Data excerpts
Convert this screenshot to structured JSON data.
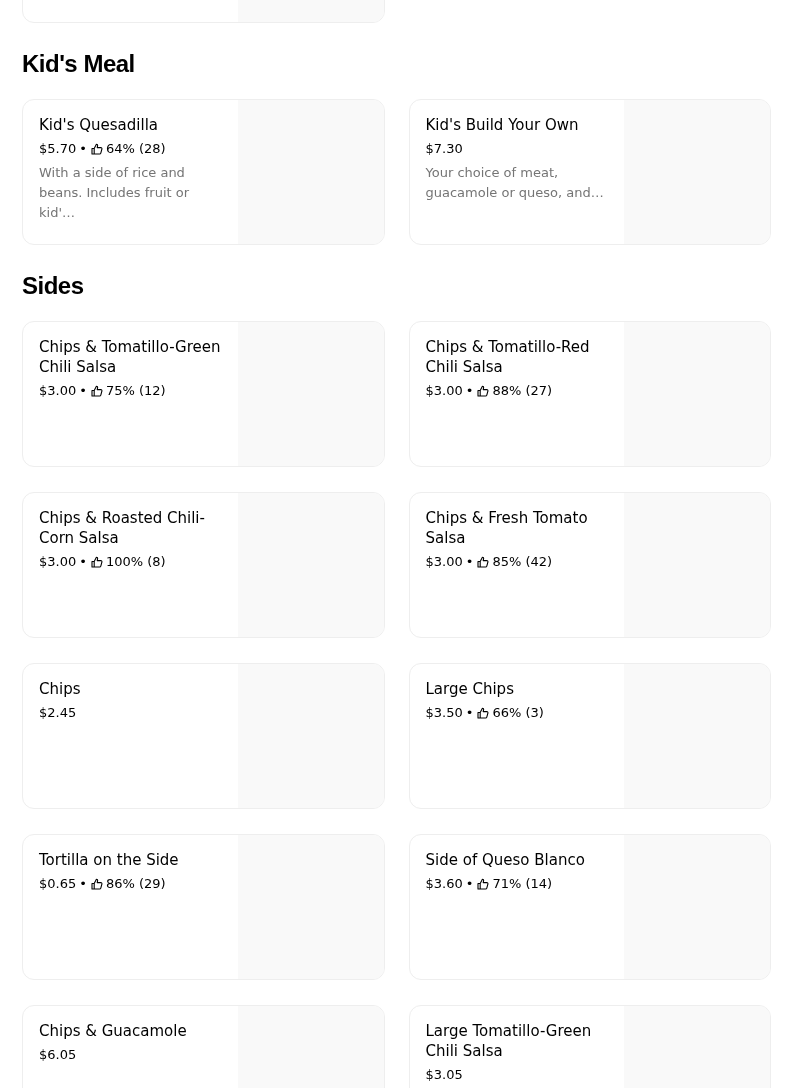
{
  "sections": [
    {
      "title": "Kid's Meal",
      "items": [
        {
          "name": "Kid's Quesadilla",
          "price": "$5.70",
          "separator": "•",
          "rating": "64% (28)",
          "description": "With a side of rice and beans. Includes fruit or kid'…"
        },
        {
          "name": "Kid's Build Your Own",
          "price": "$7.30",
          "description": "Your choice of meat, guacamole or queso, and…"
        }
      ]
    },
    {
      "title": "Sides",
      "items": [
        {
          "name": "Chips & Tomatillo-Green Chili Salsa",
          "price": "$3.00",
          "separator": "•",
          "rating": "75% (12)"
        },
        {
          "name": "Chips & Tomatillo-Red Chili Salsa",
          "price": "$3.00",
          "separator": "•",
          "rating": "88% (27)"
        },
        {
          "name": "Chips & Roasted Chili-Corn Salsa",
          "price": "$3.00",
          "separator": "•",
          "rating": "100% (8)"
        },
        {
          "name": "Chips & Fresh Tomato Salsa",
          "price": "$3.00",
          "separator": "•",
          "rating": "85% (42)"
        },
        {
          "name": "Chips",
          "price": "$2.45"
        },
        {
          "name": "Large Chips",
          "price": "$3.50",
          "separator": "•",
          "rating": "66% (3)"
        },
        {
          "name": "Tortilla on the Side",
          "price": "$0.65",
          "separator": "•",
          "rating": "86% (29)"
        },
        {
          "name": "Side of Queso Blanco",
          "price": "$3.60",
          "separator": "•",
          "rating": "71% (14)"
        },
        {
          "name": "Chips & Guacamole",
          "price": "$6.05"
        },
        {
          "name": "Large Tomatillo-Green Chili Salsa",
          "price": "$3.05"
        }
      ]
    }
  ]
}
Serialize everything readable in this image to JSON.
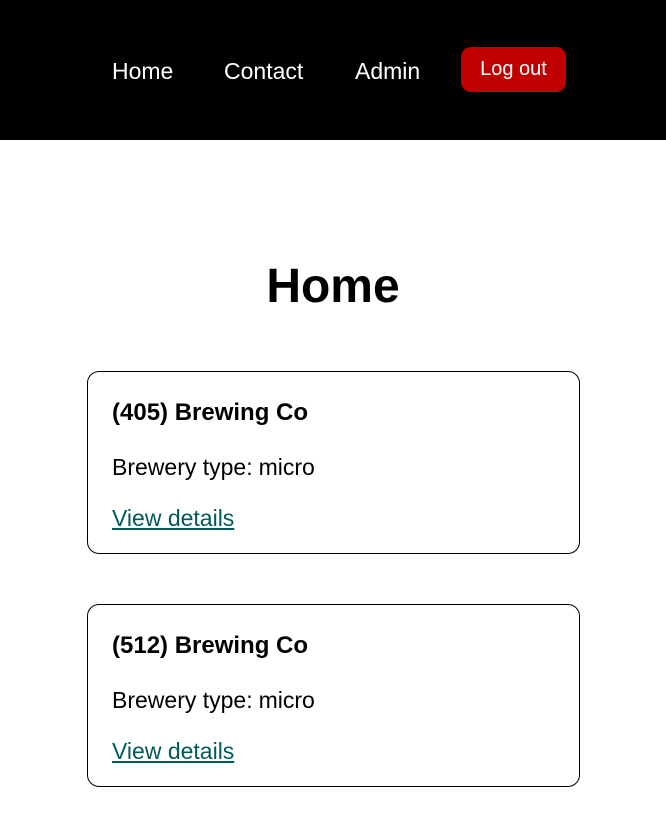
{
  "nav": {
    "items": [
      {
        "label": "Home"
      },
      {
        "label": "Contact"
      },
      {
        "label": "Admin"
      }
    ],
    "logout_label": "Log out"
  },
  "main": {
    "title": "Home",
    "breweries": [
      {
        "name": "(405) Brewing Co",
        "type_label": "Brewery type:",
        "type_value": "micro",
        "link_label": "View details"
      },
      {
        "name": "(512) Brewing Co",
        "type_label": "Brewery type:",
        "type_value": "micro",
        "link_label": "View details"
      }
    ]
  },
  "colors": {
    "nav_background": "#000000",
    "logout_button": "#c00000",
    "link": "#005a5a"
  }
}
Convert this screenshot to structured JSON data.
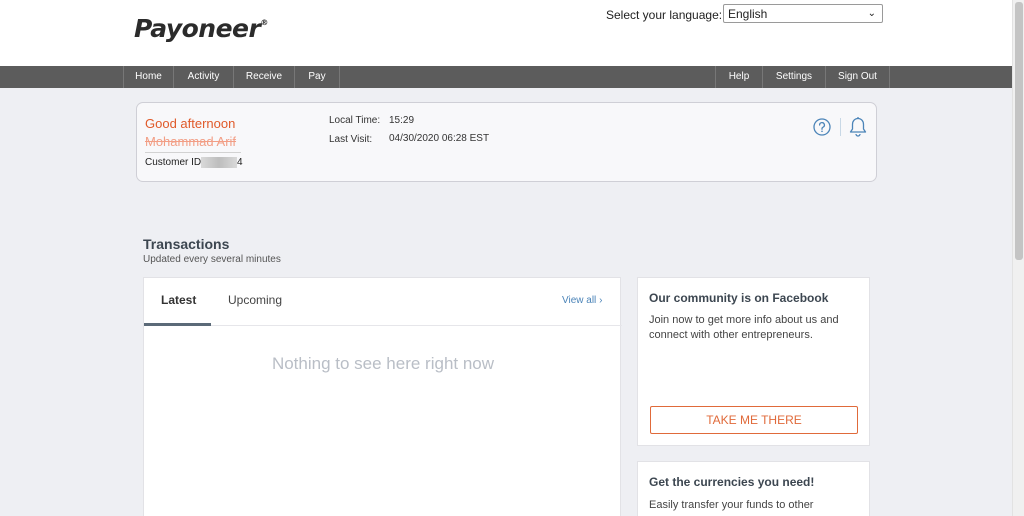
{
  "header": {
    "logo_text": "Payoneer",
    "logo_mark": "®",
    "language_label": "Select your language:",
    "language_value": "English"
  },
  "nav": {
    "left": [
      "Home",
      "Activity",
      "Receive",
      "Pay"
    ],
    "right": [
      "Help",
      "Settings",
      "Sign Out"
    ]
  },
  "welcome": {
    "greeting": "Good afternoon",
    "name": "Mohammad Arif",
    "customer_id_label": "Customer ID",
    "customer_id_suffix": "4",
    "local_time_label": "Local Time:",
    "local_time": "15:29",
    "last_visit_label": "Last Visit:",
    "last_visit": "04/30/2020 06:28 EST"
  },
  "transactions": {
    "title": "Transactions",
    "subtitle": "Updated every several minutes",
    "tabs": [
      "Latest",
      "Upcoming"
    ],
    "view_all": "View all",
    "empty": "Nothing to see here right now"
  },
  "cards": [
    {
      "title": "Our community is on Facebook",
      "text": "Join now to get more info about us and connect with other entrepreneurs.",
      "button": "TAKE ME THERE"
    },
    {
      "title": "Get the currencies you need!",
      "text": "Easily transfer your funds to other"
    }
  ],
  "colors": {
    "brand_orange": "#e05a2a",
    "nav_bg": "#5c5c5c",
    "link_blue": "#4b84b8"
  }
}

...

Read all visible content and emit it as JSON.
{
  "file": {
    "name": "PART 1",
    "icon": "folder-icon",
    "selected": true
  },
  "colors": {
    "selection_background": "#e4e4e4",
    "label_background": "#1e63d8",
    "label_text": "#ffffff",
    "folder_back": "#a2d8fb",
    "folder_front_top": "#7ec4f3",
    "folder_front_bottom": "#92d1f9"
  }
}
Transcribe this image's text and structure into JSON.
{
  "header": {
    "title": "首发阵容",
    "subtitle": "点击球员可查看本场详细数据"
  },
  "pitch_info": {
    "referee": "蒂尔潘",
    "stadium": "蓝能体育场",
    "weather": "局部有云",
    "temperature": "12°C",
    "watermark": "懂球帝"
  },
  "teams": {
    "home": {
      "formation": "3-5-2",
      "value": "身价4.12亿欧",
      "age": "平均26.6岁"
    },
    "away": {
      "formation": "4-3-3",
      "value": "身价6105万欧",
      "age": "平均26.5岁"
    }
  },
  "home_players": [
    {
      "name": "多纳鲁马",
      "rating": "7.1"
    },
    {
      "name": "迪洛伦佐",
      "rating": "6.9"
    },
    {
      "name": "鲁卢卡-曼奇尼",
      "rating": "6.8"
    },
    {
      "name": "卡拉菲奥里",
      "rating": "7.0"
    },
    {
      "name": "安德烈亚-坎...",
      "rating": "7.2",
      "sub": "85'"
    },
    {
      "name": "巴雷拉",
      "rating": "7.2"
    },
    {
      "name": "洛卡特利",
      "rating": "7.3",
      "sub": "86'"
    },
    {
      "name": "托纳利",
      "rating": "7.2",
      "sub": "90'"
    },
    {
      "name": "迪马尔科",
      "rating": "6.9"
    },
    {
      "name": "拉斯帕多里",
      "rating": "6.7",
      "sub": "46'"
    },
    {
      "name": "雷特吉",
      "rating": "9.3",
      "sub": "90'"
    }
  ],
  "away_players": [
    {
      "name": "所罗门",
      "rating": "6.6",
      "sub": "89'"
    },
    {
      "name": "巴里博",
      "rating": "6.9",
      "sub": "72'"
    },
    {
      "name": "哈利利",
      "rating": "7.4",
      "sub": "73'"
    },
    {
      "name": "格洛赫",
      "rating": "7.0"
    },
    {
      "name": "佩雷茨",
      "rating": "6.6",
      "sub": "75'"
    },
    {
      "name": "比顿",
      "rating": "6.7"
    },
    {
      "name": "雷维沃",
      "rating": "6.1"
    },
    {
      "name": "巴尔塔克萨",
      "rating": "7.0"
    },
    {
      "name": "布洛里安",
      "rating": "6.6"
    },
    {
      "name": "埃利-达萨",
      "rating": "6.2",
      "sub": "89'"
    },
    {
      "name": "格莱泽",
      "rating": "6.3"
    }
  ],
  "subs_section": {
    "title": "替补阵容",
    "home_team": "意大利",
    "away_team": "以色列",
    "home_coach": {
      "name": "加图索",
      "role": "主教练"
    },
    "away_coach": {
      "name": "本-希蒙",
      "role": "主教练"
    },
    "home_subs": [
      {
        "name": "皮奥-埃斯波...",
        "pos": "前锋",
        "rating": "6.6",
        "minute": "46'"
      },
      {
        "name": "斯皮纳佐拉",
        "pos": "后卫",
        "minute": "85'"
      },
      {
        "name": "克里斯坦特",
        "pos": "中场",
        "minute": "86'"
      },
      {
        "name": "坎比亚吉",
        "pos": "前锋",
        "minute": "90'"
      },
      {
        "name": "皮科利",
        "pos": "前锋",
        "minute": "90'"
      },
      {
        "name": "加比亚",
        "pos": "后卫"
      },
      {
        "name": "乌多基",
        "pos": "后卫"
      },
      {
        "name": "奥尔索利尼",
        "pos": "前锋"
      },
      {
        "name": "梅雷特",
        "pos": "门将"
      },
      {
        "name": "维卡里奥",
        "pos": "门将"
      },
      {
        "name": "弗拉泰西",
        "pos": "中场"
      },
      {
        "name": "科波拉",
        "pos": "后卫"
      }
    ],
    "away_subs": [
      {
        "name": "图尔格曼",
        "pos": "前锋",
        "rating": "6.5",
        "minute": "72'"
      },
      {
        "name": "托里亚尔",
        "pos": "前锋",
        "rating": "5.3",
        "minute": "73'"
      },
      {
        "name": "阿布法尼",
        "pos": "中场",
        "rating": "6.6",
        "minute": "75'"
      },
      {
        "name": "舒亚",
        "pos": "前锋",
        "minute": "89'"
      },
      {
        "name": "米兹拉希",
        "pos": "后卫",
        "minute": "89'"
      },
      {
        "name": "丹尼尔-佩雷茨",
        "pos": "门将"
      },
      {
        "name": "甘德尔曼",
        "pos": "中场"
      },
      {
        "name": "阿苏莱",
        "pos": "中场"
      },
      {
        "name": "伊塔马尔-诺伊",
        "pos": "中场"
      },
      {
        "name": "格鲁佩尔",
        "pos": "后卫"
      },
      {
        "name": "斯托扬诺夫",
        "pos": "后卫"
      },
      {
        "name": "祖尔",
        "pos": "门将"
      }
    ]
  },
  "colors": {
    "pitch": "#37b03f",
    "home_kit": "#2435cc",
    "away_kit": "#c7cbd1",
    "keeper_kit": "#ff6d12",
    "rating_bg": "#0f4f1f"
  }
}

◆ Written problem ◆
Copy each line above where the string "this" occurs.

◆ Task response ◆
Convert this screenshot to structured JSON data.
Serialize everything readable in this image to JSON.
Convert this screenshot to structured JSON data.
Transcribe this image's text and structure into JSON.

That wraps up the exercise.